- _Written request_: Repeat the rows between the line that contains "Text: 3: 3 xyxy=(318,418,325,427)" and the line that contains "Text: 20: 20 xyxy=(341,330,352,339)", inclusive, reproducing each line verbatim.

- _Items_:
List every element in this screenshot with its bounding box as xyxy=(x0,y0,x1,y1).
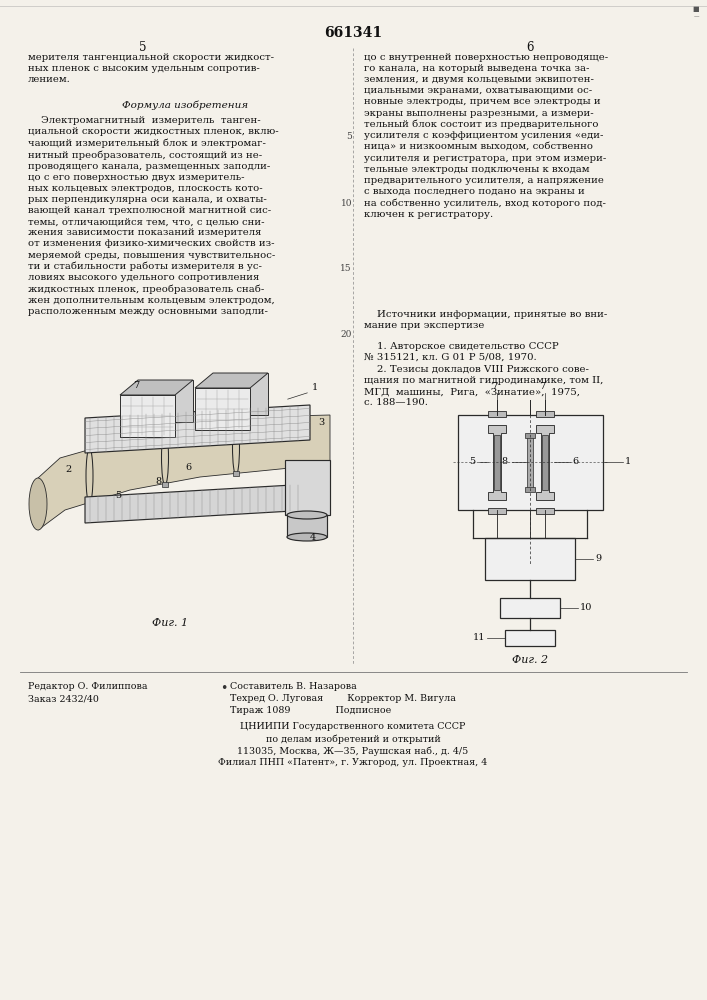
Text: 3: 3 xyxy=(318,418,325,427)
Text: 15: 15 xyxy=(340,264,352,273)
Polygon shape xyxy=(195,373,268,388)
Text: Фиг. 2: Фиг. 2 xyxy=(512,655,548,665)
Text: по делам изобретений и открытий: по делам изобретений и открытий xyxy=(266,734,440,744)
Bar xyxy=(505,630,555,646)
Text: 11: 11 xyxy=(472,633,485,642)
Text: 1: 1 xyxy=(625,457,631,466)
Bar xyxy=(488,411,506,417)
Text: Электромагнитный  измеритель  танген-
циальной скорости жидкостных пленок, вклю-: Электромагнитный измеритель танген- циал… xyxy=(28,116,279,316)
Bar xyxy=(485,538,575,580)
Ellipse shape xyxy=(29,478,47,530)
Polygon shape xyxy=(120,380,193,395)
Bar xyxy=(500,598,560,618)
Text: 6: 6 xyxy=(526,41,534,54)
Text: Источники информации, принятые во вни-
мание при экспертизе: Источники информации, принятые во вни- м… xyxy=(364,310,607,330)
Polygon shape xyxy=(536,425,554,500)
Text: 8: 8 xyxy=(155,477,161,486)
Text: 20: 20 xyxy=(341,330,352,339)
Bar xyxy=(287,515,327,537)
Polygon shape xyxy=(488,425,506,500)
Text: Филиал ПНП «Патент», г. Ужгород, ул. Проектная, 4: Филиал ПНП «Патент», г. Ужгород, ул. Про… xyxy=(218,758,488,767)
Text: 1. Авторское свидетельство СССР
№ 315121, кл. G 01 P 5/08, 1970.: 1. Авторское свидетельство СССР № 315121… xyxy=(364,342,559,362)
Polygon shape xyxy=(138,380,193,422)
Bar xyxy=(527,435,533,490)
Text: Формула изобретения: Формула изобретения xyxy=(122,100,248,109)
Polygon shape xyxy=(85,484,310,523)
Bar xyxy=(488,508,506,514)
Text: ЦНИИПИ Государственного комитета СССР: ЦНИИПИ Государственного комитета СССР xyxy=(240,722,466,731)
Text: 113035, Москва, Ж—35, Раушская наб., д. 4/5: 113035, Москва, Ж—35, Раушская наб., д. … xyxy=(238,746,469,756)
Text: 1: 1 xyxy=(312,383,318,392)
Ellipse shape xyxy=(287,511,327,519)
Text: 6: 6 xyxy=(572,457,578,466)
Polygon shape xyxy=(213,373,268,415)
Text: 5: 5 xyxy=(115,491,121,500)
Text: 7: 7 xyxy=(539,382,545,391)
Text: мерителя тангенциальной скорости жидкост-
ных пленок с высоким удельным сопротив: мерителя тангенциальной скорости жидкост… xyxy=(28,53,274,84)
Bar xyxy=(542,435,548,490)
Text: 10: 10 xyxy=(580,603,592,612)
Bar xyxy=(86,500,93,505)
Bar xyxy=(525,433,535,438)
Text: 2: 2 xyxy=(65,465,71,474)
Text: 8: 8 xyxy=(502,457,508,466)
Bar xyxy=(285,460,330,515)
Text: 9: 9 xyxy=(595,554,601,563)
Bar xyxy=(458,415,603,510)
Text: 6: 6 xyxy=(185,463,191,472)
Text: 4: 4 xyxy=(310,533,316,542)
Text: 7: 7 xyxy=(133,381,139,390)
Bar xyxy=(162,482,168,487)
Polygon shape xyxy=(85,405,310,453)
Text: Заказ 2432/40: Заказ 2432/40 xyxy=(28,694,99,703)
Text: цо с внутренней поверхностью непроводяще-
го канала, на который выведена точка з: цо с внутренней поверхностью непроводяще… xyxy=(364,53,608,219)
Text: 661341: 661341 xyxy=(324,26,382,40)
Text: 7: 7 xyxy=(491,382,497,391)
Ellipse shape xyxy=(287,533,327,541)
Bar xyxy=(195,388,250,430)
Bar xyxy=(536,411,554,417)
Text: Фиг. 1: Фиг. 1 xyxy=(152,618,188,628)
Bar xyxy=(494,435,500,490)
Text: —: — xyxy=(694,14,699,19)
Text: Техред О. Луговая        Корректор М. Вигула: Техред О. Луговая Корректор М. Вигула xyxy=(230,694,456,703)
Text: Редактор О. Филиппова: Редактор О. Филиппова xyxy=(28,682,148,691)
Bar xyxy=(233,471,239,476)
Text: 5: 5 xyxy=(469,457,475,466)
Text: ■: ■ xyxy=(692,5,699,13)
Text: 2. Тезисы докладов VIII Рижского сове-
щания по магнитной гидродинамике, том II,: 2. Тезисы докладов VIII Рижского сове- щ… xyxy=(364,365,603,407)
Text: Составитель В. Назарова: Составитель В. Назарова xyxy=(230,682,357,691)
Text: 5: 5 xyxy=(139,41,147,54)
Bar xyxy=(120,395,175,437)
Bar xyxy=(536,508,554,514)
Text: •: • xyxy=(221,682,228,695)
Text: 5: 5 xyxy=(346,132,352,141)
Polygon shape xyxy=(38,415,330,530)
Bar xyxy=(525,487,535,492)
Text: 10: 10 xyxy=(341,199,352,208)
Text: Тираж 1089               Подписное: Тираж 1089 Подписное xyxy=(230,706,391,715)
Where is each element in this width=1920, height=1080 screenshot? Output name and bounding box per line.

- _Full response_:
Text: 3: 3 xyxy=(318,418,325,427)
Text: 15: 15 xyxy=(340,264,352,273)
Polygon shape xyxy=(195,373,268,388)
Text: Фиг. 2: Фиг. 2 xyxy=(512,655,548,665)
Text: по делам изобретений и открытий: по делам изобретений и открытий xyxy=(266,734,440,744)
Bar xyxy=(505,630,555,646)
Text: 11: 11 xyxy=(472,633,485,642)
Text: 1: 1 xyxy=(625,457,631,466)
Bar xyxy=(488,411,506,417)
Text: Электромагнитный  измеритель  танген-
циальной скорости жидкостных пленок, вклю-: Электромагнитный измеритель танген- циал… xyxy=(28,116,279,316)
Bar xyxy=(485,538,575,580)
Ellipse shape xyxy=(29,478,47,530)
Polygon shape xyxy=(120,380,193,395)
Bar xyxy=(500,598,560,618)
Text: 6: 6 xyxy=(526,41,534,54)
Text: Источники информации, принятые во вни-
мание при экспертизе: Источники информации, принятые во вни- м… xyxy=(364,310,607,330)
Polygon shape xyxy=(536,425,554,500)
Text: 8: 8 xyxy=(155,477,161,486)
Text: 20: 20 xyxy=(341,330,352,339)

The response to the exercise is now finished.